▶ Task to carry out: Repeat each entry as written and leave the images out of the copy.
* BEGIN *
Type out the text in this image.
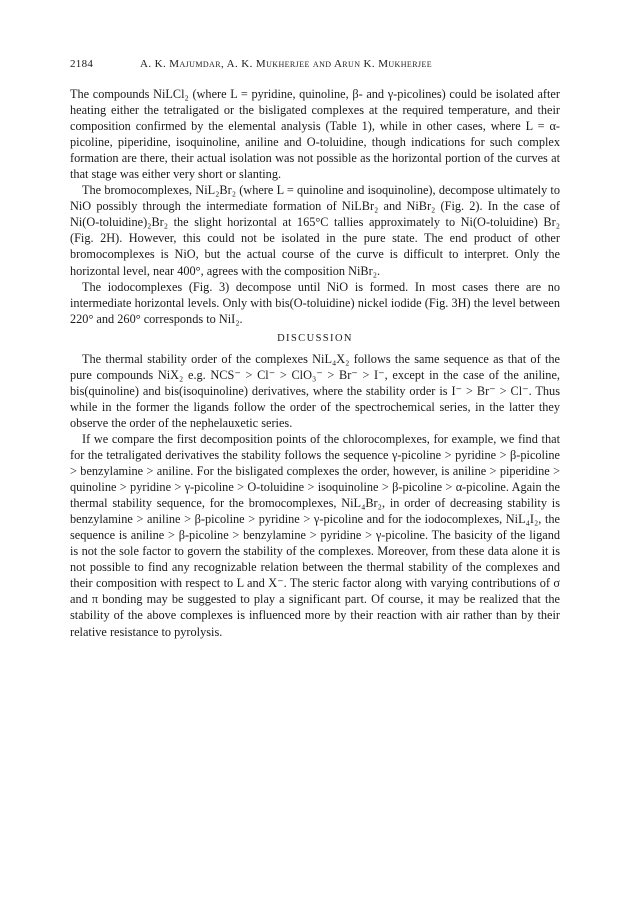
2184	A. K. Majumdar, A. K. Mukherjee and Arun K. Mukherjee

The compounds NiLCl₂ (where L = pyridine, quinoline, β- and γ-picolines) could be isolated after heating either the tetraligated or the bisligated complexes at the required temperature, and their composition confirmed by the elemental analysis (Table 1), while in other cases, where L = α-picoline, piperidine, isoquinoline, aniline and O-toluidine, though indications for such complex formation are there, their actual isolation was not possible as the horizontal portion of the curves at that stage was either very short or slanting.

The bromocomplexes, NiL₂Br₂ (where L = quinoline and isoquinoline), decompose ultimately to NiO possibly through the intermediate formation of NiLBr₂ and NiBr₂ (Fig. 2). In the case of Ni(O-toluidine)₂Br₂ the slight horizontal at 165°C tallies approximately to Ni(O-toluidine) Br₂ (Fig. 2H). However, this could not be isolated in the pure state. The end product of other bromocomplexes is NiO, but the actual course of the curve is difficult to interpret. Only the horizontal level, near 400°, agrees with the composition NiBr₂.

The iodocomplexes (Fig. 3) decompose until NiO is formed. In most cases there are no intermediate horizontal levels. Only with bis(O-toluidine) nickel iodide (Fig. 3H) the level between 220° and 260° corresponds to NiI₂.

DISCUSSION

The thermal stability order of the complexes NiL₄X₂ follows the same sequence as that of the pure compounds NiX₂ e.g. NCS⁻ > Cl⁻ > ClO₃⁻ > Br⁻ > I⁻, except in the case of the aniline, bis(quinoline) and bis(isoquinoline) derivatives, where the stability order is I⁻ > Br⁻ > Cl⁻. Thus while in the former the ligands follow the order of the spectrochemical series, in the latter they observe the order of the nephelauxetic series.

If we compare the first decomposition points of the chlorocomplexes, for example, we find that for the tetraligated derivatives the stability follows the sequence γ-picoline > pyridine > β-picoline > benzylamine > aniline. For the bisligated complexes the order, however, is aniline > piperidine > quinoline > pyridine > γ-picoline > O-toluidine > isoquinoline > β-picoline > α-picoline. Again the thermal stability sequence, for the bromocomplexes, NiL₄Br₂, in order of decreasing stability is benzylamine > aniline > β-picoline > pyridine > γ-picoline and for the iodocomplexes, NiL₄I₂, the sequence is aniline > β-picoline > benzylamine > pyridine > γ-picoline. The basicity of the ligand is not the sole factor to govern the stability of the complexes. Moreover, from these data alone it is not possible to find any recognizable relation between the thermal stability of the complexes and their composition with respect to L and X⁻. The steric factor along with varying contributions of σ and π bonding may be suggested to play a significant part. Of course, it may be realized that the stability of the above complexes is influenced more by their reaction with air rather than by their relative resistance to pyrolysis.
* END *
▶ Completed exercise:
Type out the text in this image.
2184	A. K. Majumdar, A. K. Mukherjee and Arun K. Mukherjee

The compounds NiLCl₂ (where L = pyridine, quinoline, β- and γ-picolines) could be isolated after heating either the tetraligated or the bisligated complexes at the required temperature, and their composition confirmed by the elemental analysis (Table 1), while in other cases, where L = α-picoline, piperidine, isoquinoline, aniline and O-toluidine, though indications for such complex formation are there, their actual isolation was not possible as the horizontal portion of the curves at that stage was either very short or slanting.

The bromocomplexes, NiL₂Br₂ (where L = quinoline and isoquinoline), decompose ultimately to NiO possibly through the intermediate formation of NiLBr₂ and NiBr₂ (Fig. 2). In the case of Ni(O-toluidine)₂Br₂ the slight horizontal at 165°C tallies approximately to Ni(O-toluidine) Br₂ (Fig. 2H). However, this could not be isolated in the pure state. The end product of other bromocomplexes is NiO, but the actual course of the curve is difficult to interpret. Only the horizontal level, near 400°, agrees with the composition NiBr₂.

The iodocomplexes (Fig. 3) decompose until NiO is formed. In most cases there are no intermediate horizontal levels. Only with bis(O-toluidine) nickel iodide (Fig. 3H) the level between 220° and 260° corresponds to NiI₂.

DISCUSSION

The thermal stability order of the complexes NiL₄X₂ follows the same sequence as that of the pure compounds NiX₂ e.g. NCS⁻ > Cl⁻ > ClO₃⁻ > Br⁻ > I⁻, except in the case of the aniline, bis(quinoline) and bis(isoquinoline) derivatives, where the stability order is I⁻ > Br⁻ > Cl⁻. Thus while in the former the ligands follow the order of the spectrochemical series, in the latter they observe the order of the nephelauxetic series.

If we compare the first decomposition points of the chlorocomplexes, for example, we find that for the tetraligated derivatives the stability follows the sequence γ-picoline > pyridine > β-picoline > benzylamine > aniline. For the bisligated complexes the order, however, is aniline > piperidine > quinoline > pyridine > γ-picoline > O-toluidine > isoquinoline > β-picoline > α-picoline. Again the thermal stability sequence, for the bromocomplexes, NiL₄Br₂, in order of decreasing stability is benzylamine > aniline > β-picoline > pyridine > γ-picoline and for the iodocomplexes, NiL₄I₂, the sequence is aniline > β-picoline > benzylamine > pyridine > γ-picoline. The basicity of the ligand is not the sole factor to govern the stability of the complexes. Moreover, from these data alone it is not possible to find any recognizable relation between the thermal stability of the complexes and their composition with respect to L and X⁻. The steric factor along with varying contributions of σ and π bonding may be suggested to play a significant part. Of course, it may be realized that the stability of the above complexes is influenced more by their reaction with air rather than by their relative resistance to pyrolysis.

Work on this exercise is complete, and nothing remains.